Task
Find every line of the listing below where "amet" appears, and copy it.
***** Task inputs *****
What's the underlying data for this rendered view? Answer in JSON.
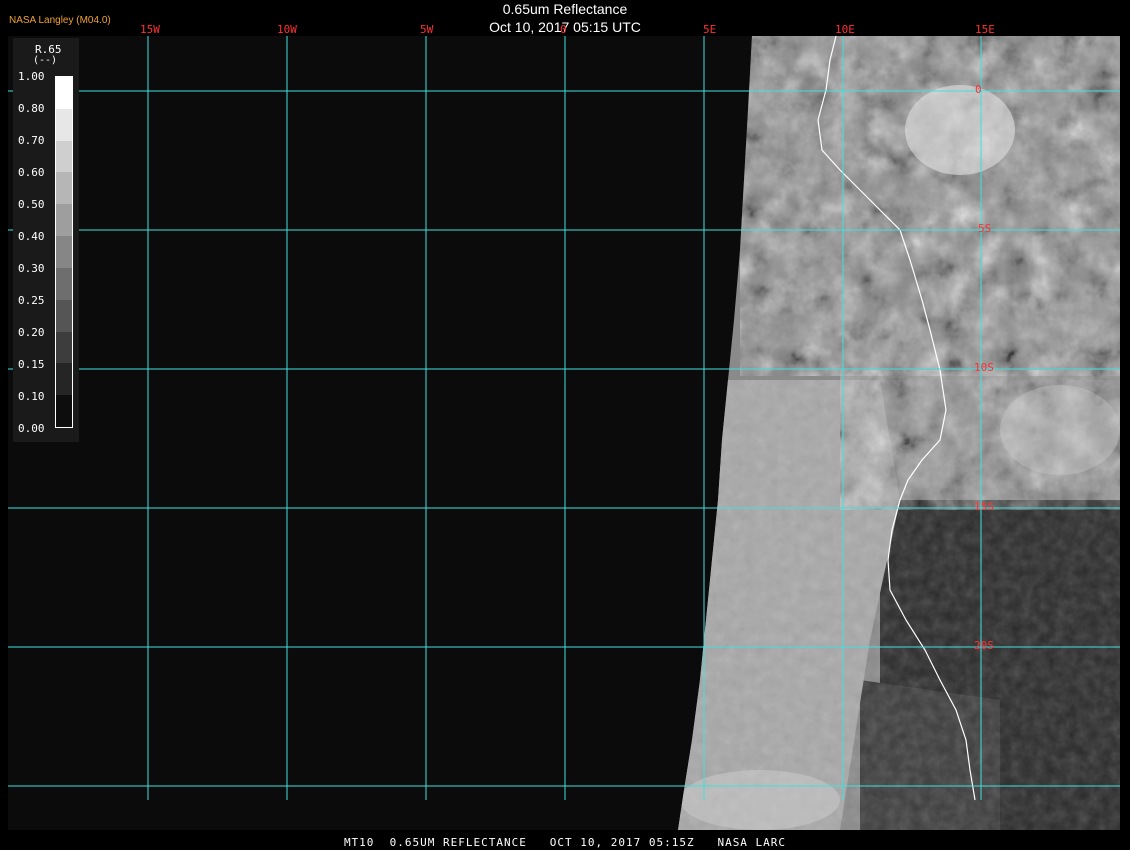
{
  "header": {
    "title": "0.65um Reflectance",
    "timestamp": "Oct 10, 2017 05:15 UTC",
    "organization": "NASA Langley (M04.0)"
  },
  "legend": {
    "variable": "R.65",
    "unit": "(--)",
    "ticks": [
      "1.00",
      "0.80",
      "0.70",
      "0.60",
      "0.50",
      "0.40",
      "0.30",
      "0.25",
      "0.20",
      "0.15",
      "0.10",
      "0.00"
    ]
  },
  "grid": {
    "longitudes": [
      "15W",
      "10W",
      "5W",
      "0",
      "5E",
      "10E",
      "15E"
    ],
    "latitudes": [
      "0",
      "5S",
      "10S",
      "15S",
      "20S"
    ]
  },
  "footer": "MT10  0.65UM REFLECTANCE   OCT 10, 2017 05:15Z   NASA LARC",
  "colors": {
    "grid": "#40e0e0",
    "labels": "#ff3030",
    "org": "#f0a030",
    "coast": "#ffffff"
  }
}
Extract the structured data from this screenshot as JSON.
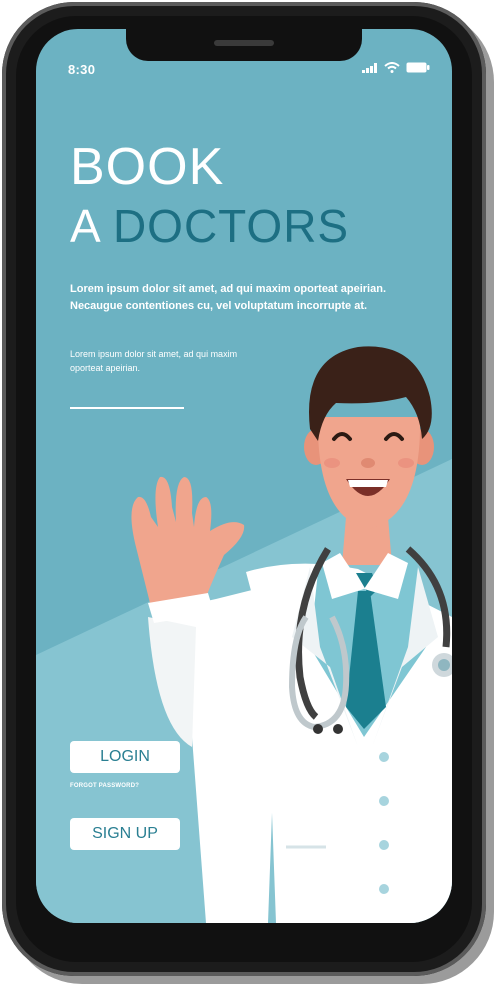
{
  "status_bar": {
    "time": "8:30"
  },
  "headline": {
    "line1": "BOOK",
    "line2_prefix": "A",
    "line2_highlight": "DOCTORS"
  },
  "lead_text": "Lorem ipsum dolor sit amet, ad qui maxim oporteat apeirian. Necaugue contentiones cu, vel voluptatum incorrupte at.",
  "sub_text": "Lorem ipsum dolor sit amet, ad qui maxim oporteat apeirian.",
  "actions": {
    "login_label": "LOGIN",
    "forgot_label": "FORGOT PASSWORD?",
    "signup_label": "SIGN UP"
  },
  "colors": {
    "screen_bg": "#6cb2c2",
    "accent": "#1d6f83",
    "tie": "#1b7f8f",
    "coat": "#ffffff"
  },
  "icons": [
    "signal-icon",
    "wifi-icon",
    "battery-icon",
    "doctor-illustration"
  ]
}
*****
***** Task inputs *****
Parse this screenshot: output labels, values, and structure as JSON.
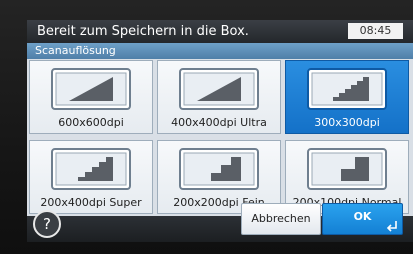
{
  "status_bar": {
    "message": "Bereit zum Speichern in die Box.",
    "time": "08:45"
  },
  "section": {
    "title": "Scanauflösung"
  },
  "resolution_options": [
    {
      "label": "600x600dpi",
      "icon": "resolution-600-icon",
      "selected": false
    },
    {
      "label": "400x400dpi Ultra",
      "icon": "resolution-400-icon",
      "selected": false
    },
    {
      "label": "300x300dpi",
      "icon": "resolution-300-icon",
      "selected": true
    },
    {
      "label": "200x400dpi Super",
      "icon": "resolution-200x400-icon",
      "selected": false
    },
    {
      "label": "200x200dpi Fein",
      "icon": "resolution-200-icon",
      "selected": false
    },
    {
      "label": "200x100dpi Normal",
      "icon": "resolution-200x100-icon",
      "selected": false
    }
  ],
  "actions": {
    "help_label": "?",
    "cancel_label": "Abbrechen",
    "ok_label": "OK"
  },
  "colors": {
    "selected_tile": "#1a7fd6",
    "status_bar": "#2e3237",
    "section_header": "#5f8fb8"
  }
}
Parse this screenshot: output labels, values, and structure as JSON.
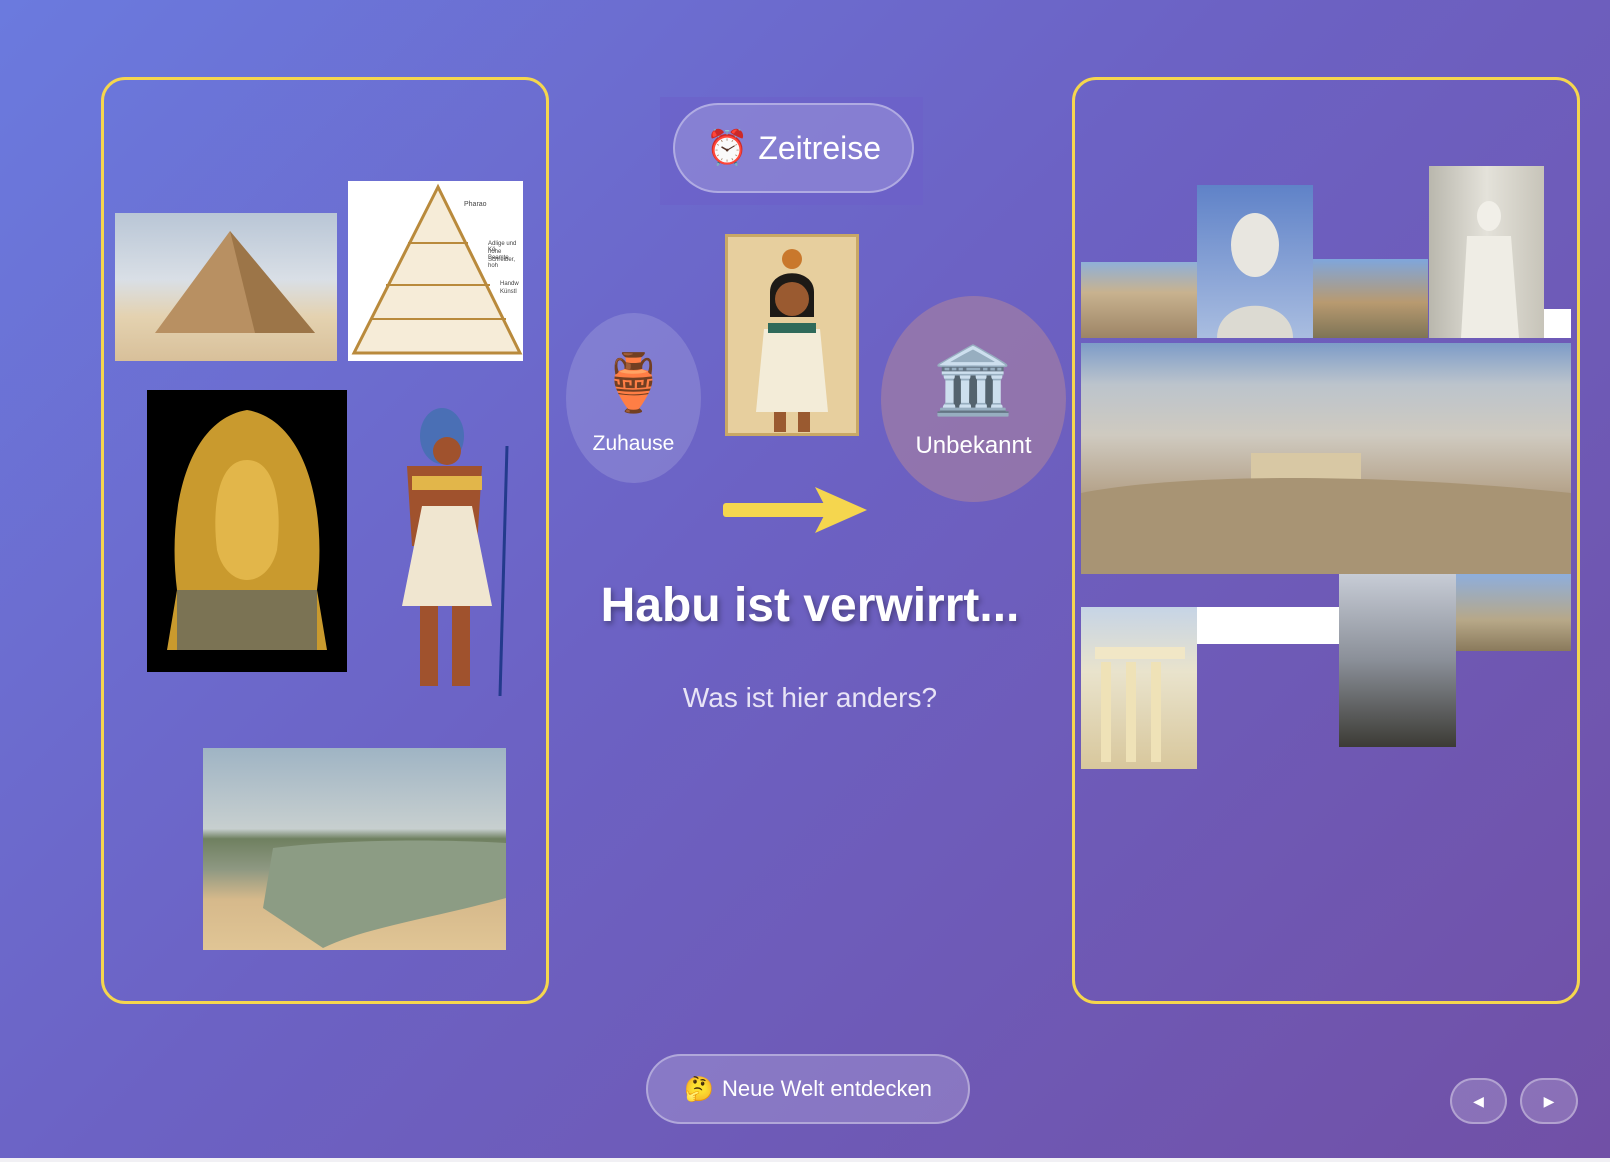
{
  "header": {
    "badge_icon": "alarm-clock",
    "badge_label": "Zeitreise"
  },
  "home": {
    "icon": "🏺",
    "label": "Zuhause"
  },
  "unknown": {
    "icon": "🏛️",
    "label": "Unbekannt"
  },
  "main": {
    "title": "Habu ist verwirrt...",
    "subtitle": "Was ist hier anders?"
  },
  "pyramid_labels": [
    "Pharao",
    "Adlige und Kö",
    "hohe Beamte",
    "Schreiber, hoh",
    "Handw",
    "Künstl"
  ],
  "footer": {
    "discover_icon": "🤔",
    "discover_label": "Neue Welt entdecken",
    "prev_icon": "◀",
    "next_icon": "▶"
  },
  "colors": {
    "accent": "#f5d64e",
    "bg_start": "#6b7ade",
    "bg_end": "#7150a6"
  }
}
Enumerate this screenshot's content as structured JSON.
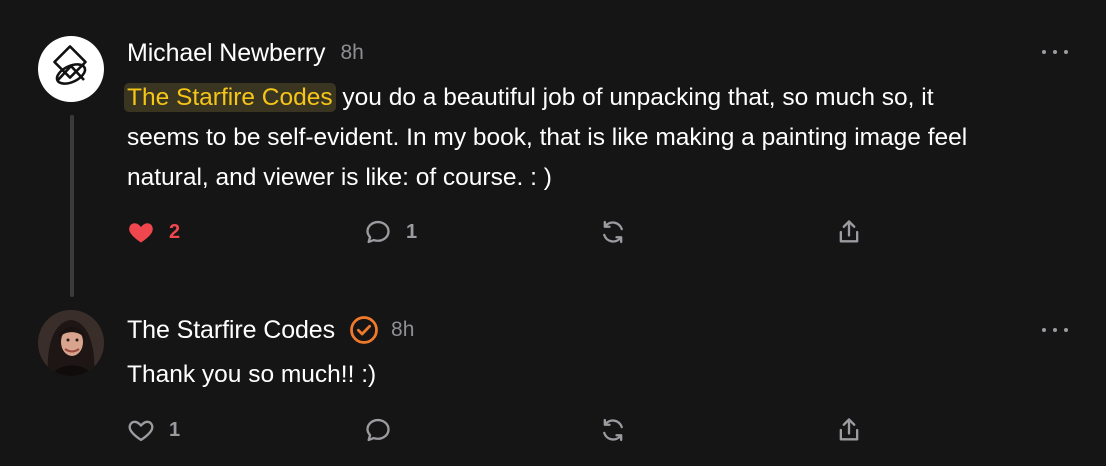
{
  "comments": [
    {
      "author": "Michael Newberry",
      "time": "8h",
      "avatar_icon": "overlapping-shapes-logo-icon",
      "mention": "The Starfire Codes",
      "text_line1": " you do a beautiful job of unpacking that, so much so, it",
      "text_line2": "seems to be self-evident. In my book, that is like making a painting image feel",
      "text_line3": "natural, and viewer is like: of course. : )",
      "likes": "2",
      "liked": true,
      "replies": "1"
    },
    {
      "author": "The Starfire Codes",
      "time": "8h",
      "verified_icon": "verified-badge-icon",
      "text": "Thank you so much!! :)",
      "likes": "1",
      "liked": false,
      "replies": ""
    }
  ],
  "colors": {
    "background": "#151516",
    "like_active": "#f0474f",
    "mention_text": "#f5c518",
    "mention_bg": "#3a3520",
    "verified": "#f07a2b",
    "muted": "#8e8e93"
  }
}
*****
***** Task inputs *****
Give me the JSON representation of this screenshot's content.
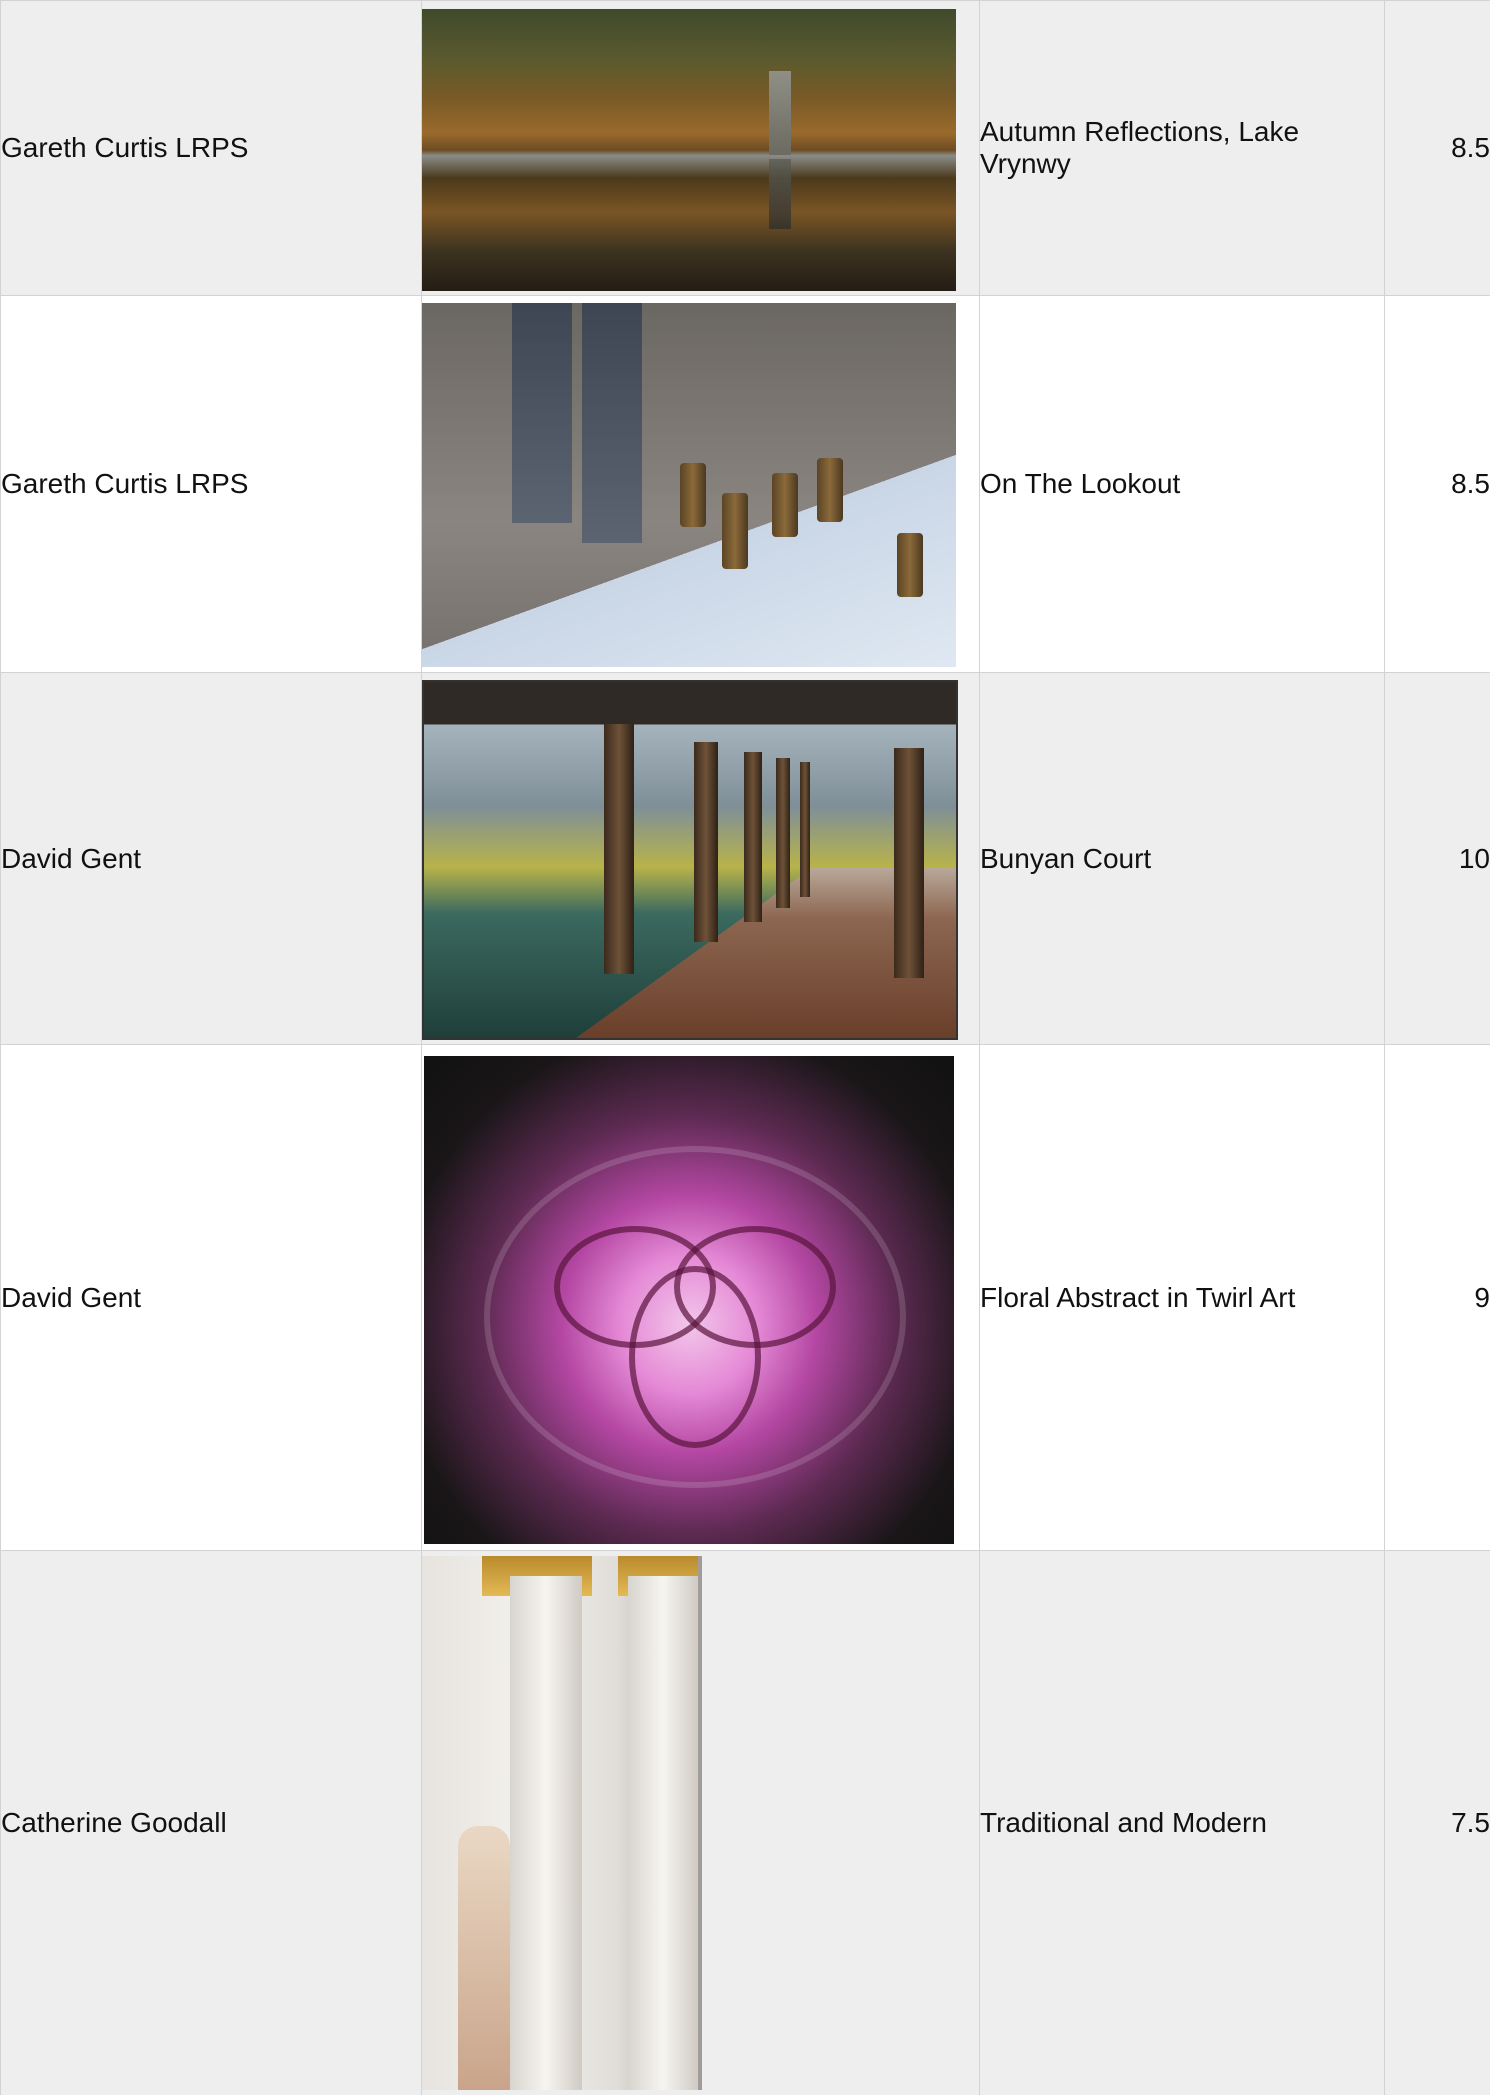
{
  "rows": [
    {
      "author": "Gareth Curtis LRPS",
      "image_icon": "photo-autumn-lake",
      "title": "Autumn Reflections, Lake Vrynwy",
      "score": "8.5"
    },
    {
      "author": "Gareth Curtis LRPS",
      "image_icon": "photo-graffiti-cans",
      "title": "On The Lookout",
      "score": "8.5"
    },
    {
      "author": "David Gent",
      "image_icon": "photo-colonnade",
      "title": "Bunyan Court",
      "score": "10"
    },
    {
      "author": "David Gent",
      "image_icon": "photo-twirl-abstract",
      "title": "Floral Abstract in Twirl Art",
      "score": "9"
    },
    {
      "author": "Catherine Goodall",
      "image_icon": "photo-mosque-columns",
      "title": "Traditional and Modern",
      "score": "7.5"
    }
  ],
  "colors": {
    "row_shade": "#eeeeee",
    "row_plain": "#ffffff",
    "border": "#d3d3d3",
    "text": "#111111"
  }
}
*****
Response to this task
  "lead_text": "Lorem ipsum dolor sit amet, ad qui maxim oporteat apeirian. Necaugue contentiones cu, vel voluptatum incorrupte at.",
  "sub_text": "Lorem ipsum dolor sit amet, ad qui maxim oporteat apeirian.",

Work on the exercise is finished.